STATED TASK: Return all lines with the word "title" in them.

AVAILABLE RECORDS:
============================================================

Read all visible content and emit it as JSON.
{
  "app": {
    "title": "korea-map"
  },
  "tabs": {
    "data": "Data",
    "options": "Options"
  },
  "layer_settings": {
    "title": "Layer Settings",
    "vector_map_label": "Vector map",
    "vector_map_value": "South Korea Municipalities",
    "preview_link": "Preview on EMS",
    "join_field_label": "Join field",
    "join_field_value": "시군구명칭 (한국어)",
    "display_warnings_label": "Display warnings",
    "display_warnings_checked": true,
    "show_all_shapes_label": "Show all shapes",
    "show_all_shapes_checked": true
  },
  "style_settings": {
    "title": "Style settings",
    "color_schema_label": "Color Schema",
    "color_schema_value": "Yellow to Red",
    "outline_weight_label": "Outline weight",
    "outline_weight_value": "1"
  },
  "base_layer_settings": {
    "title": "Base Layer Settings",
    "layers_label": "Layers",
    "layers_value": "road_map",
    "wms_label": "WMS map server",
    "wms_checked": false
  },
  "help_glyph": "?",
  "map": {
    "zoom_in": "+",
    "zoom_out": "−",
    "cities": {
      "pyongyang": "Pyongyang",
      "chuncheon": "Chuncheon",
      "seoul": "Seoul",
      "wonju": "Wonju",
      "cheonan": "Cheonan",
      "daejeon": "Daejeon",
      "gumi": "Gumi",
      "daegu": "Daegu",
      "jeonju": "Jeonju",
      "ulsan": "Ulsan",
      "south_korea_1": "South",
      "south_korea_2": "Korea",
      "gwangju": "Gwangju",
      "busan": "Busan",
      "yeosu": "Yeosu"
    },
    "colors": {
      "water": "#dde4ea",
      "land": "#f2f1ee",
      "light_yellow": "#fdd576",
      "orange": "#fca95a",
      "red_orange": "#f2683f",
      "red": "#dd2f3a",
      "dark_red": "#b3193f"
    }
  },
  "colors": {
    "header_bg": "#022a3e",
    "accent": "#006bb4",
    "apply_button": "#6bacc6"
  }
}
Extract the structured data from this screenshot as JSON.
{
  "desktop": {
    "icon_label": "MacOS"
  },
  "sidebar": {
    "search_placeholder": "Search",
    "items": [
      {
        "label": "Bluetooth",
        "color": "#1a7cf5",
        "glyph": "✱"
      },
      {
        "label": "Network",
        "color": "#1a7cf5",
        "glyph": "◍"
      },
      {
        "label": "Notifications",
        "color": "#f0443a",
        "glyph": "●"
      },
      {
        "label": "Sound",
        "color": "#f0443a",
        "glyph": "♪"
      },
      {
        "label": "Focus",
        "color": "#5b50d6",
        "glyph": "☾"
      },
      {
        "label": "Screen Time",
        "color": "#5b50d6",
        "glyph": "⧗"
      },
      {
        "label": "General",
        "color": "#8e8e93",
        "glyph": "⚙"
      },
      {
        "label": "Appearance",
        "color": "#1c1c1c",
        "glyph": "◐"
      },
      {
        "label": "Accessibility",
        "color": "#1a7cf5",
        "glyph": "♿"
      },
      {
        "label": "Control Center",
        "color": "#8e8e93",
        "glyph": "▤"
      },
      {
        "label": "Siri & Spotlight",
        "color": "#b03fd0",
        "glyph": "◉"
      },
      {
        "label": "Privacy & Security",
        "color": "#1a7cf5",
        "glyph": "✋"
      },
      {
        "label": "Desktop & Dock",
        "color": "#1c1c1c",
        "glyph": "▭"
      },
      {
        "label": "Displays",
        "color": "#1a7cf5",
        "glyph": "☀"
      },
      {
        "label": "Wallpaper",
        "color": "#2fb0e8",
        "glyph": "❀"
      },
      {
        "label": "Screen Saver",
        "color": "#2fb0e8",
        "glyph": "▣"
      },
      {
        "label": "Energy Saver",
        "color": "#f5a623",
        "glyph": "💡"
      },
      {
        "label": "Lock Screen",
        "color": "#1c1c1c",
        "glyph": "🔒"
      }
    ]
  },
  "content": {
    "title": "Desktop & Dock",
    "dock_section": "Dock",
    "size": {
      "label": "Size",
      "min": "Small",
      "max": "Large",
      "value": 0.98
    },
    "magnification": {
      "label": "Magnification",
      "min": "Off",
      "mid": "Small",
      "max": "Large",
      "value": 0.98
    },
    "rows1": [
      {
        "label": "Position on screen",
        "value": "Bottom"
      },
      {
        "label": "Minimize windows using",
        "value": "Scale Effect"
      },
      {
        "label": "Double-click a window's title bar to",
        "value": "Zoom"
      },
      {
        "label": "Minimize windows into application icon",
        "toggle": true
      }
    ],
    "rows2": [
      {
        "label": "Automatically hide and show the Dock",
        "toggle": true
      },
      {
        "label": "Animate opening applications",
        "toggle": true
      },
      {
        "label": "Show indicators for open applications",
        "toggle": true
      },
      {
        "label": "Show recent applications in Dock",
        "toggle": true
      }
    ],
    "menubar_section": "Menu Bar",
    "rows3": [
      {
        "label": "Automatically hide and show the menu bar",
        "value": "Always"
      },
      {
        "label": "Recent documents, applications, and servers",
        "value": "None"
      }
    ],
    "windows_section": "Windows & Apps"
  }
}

============================================================

FINISHED ANSWER:
    "title": "korea-map"
    "title": "Layer Settings",
    "title": "Style settings",
    "title": "Base Layer Settings",
    "title": "Desktop & Dock",
        "label": "Double-click a window's title bar to",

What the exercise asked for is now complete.